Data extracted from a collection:
%%

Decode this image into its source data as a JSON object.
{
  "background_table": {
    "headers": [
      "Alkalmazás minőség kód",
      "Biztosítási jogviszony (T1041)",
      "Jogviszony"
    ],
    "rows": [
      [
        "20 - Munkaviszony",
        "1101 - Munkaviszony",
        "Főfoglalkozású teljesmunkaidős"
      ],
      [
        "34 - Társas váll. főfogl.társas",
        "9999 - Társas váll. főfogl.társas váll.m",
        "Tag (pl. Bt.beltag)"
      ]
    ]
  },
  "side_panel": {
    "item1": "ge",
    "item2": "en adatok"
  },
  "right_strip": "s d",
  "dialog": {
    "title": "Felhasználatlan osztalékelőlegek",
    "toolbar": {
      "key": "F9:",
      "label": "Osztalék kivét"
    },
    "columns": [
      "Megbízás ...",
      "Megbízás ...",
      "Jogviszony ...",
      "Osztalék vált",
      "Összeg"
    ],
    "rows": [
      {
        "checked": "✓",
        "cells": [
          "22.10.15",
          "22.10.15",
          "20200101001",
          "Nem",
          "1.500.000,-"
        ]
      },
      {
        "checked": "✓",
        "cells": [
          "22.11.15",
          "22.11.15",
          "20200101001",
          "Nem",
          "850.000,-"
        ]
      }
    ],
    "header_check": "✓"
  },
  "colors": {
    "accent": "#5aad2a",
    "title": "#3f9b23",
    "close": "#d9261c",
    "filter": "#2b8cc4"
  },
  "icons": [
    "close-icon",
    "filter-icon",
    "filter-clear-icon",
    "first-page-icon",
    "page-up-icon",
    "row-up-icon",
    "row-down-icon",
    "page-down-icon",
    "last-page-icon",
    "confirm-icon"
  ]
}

%%

Reproduce each entry exactly, leaving out nothing.

Decode this image into its source data as a JSON object.
{
  "background_table": {
    "headers": [
      "Alkalmazás minőség kód",
      "Biztosítási jogviszony (T1041)",
      "Jogviszony"
    ],
    "rows": [
      [
        "20 - Munkaviszony",
        "1101 - Munkaviszony",
        "Főfoglalkozású teljesmunkaidős"
      ],
      [
        "34 - Társas váll. főfogl.társas",
        "9999 - Társas váll. főfogl.társas váll.m",
        "Tag (pl. Bt.beltag)"
      ]
    ]
  },
  "side_panel": {
    "item1": "ge",
    "item2": "en adatok"
  },
  "right_strip": "s d",
  "dialog": {
    "title": "Felhasználatlan osztalékelőlegek",
    "toolbar": {
      "key": "F9:",
      "label": "Osztalék kivét"
    },
    "columns": [
      "Megbízás ...",
      "Megbízás ...",
      "Jogviszony ...",
      "Osztalék vált",
      "Összeg"
    ],
    "rows": [
      {
        "checked": "✓",
        "cells": [
          "22.10.15",
          "22.10.15",
          "20200101001",
          "Nem",
          "1.500.000,-"
        ]
      },
      {
        "checked": "✓",
        "cells": [
          "22.11.15",
          "22.11.15",
          "20200101001",
          "Nem",
          "850.000,-"
        ]
      }
    ],
    "header_check": "✓"
  },
  "colors": {
    "accent": "#5aad2a",
    "title": "#3f9b23",
    "close": "#d9261c",
    "filter": "#2b8cc4"
  },
  "icons": [
    "close-icon",
    "filter-icon",
    "filter-clear-icon",
    "first-page-icon",
    "page-up-icon",
    "row-up-icon",
    "row-down-icon",
    "page-down-icon",
    "last-page-icon",
    "confirm-icon"
  ]
}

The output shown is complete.